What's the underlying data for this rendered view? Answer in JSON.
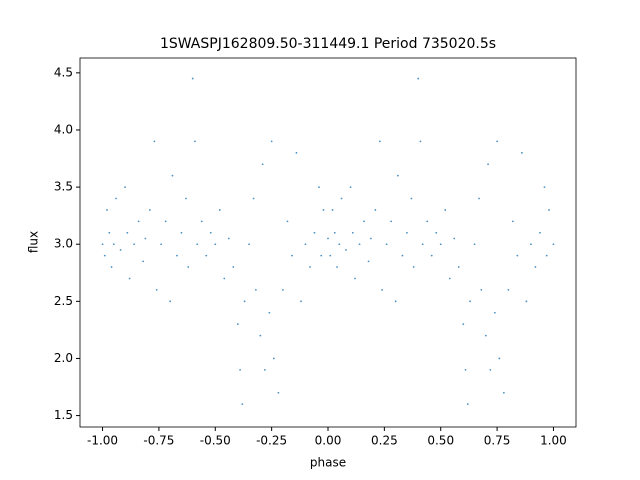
{
  "chart_data": {
    "type": "scatter",
    "title": "1SWASPJ162809.50-311449.1 Period 735020.5s",
    "x_label": "phase",
    "y_label": "flux",
    "xlim": [
      -1.1,
      1.1
    ],
    "ylim": [
      1.4,
      4.63
    ],
    "xticks": [
      {
        "value": -1,
        "label": "-1.00"
      },
      {
        "value": -0.75,
        "label": "-0.75"
      },
      {
        "value": -0.5,
        "label": "-0.50"
      },
      {
        "value": -0.25,
        "label": "-0.25"
      },
      {
        "value": 0,
        "label": "0.00"
      },
      {
        "value": 0.25,
        "label": "0.25"
      },
      {
        "value": 0.5,
        "label": "0.50"
      },
      {
        "value": 0.75,
        "label": "0.75"
      },
      {
        "value": 1,
        "label": "1.00"
      }
    ],
    "yticks": [
      1.5,
      {
        "value": 2,
        "label": "2.0"
      },
      2.5,
      {
        "value": 3,
        "label": "3.0"
      },
      3.5,
      {
        "value": 4,
        "label": "4.0"
      },
      4.5
    ],
    "color": "#1f77b4",
    "x": [
      -1.0,
      -0.99,
      -0.98,
      -0.97,
      -0.96,
      -0.95,
      -0.94,
      -0.92,
      -0.9,
      -0.89,
      -0.88,
      -0.86,
      -0.84,
      -0.82,
      -0.81,
      -0.79,
      -0.77,
      -0.76,
      -0.74,
      -0.72,
      -0.7,
      -0.69,
      -0.67,
      -0.65,
      -0.63,
      -0.62,
      -0.6,
      -0.59,
      -0.58,
      -0.56,
      -0.54,
      -0.52,
      -0.5,
      -0.48,
      -0.46,
      -0.44,
      -0.42,
      -0.4,
      -0.39,
      -0.38,
      -0.37,
      -0.35,
      -0.33,
      -0.32,
      -0.3,
      -0.29,
      -0.28,
      -0.26,
      -0.25,
      -0.24,
      -0.22,
      -0.2,
      -0.18,
      -0.16,
      -0.14,
      -0.12,
      -0.1,
      -0.08,
      -0.06,
      -0.04,
      -0.03,
      -0.02,
      0.0,
      0.01,
      0.02,
      0.03,
      0.04,
      0.05,
      0.06,
      0.08,
      0.1,
      0.11,
      0.12,
      0.14,
      0.16,
      0.18,
      0.19,
      0.21,
      0.23,
      0.24,
      0.26,
      0.28,
      0.3,
      0.31,
      0.33,
      0.35,
      0.37,
      0.38,
      0.4,
      0.41,
      0.42,
      0.44,
      0.46,
      0.48,
      0.5,
      0.52,
      0.54,
      0.56,
      0.58,
      0.6,
      0.61,
      0.62,
      0.63,
      0.65,
      0.67,
      0.68,
      0.7,
      0.71,
      0.72,
      0.74,
      0.75,
      0.76,
      0.78,
      0.8,
      0.82,
      0.84,
      0.86,
      0.88,
      0.9,
      0.92,
      0.94,
      0.96,
      0.97,
      0.98,
      1.0
    ],
    "y": [
      3.0,
      2.9,
      3.3,
      3.1,
      2.8,
      3.0,
      3.4,
      2.95,
      3.5,
      3.1,
      2.7,
      3.0,
      3.2,
      2.85,
      3.05,
      3.3,
      3.9,
      2.6,
      3.0,
      3.2,
      2.5,
      3.6,
      2.9,
      3.1,
      3.4,
      2.8,
      4.45,
      3.9,
      3.0,
      3.2,
      2.9,
      3.1,
      3.0,
      3.3,
      2.7,
      3.05,
      2.8,
      2.3,
      1.9,
      1.6,
      2.5,
      3.0,
      3.4,
      2.6,
      2.2,
      3.7,
      1.9,
      2.4,
      3.9,
      2.0,
      1.7,
      2.6,
      3.2,
      2.9,
      3.8,
      2.5,
      3.0,
      2.8,
      3.1,
      3.5,
      2.9,
      3.3,
      3.05,
      2.9,
      3.3,
      3.1,
      2.8,
      3.0,
      3.4,
      2.95,
      3.5,
      3.1,
      2.7,
      3.0,
      3.2,
      2.85,
      3.05,
      3.3,
      3.9,
      2.6,
      3.0,
      3.2,
      2.5,
      3.6,
      2.9,
      3.1,
      3.4,
      2.8,
      4.45,
      3.9,
      3.0,
      3.2,
      2.9,
      3.1,
      3.0,
      3.3,
      2.7,
      3.05,
      2.8,
      2.3,
      1.9,
      1.6,
      2.5,
      3.0,
      3.4,
      2.6,
      2.2,
      3.7,
      1.9,
      2.4,
      3.9,
      2.0,
      1.7,
      2.6,
      3.2,
      2.9,
      3.8,
      2.5,
      3.0,
      2.8,
      3.1,
      3.5,
      2.9,
      3.3,
      3.0
    ]
  }
}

### [Written exercise]
Check each line above for "value" and return the ones that have it.

### [Solution for this task]
        "value": -1,
        "value": -0.75,
        "value": -0.5,
        "value": -0.25,
        "value": 0,
        "value": 0.25,
        "value": 0.5,
        "value": 0.75,
        "value": 1,
        "value": 2,
        "value": 3,
        "value": 4,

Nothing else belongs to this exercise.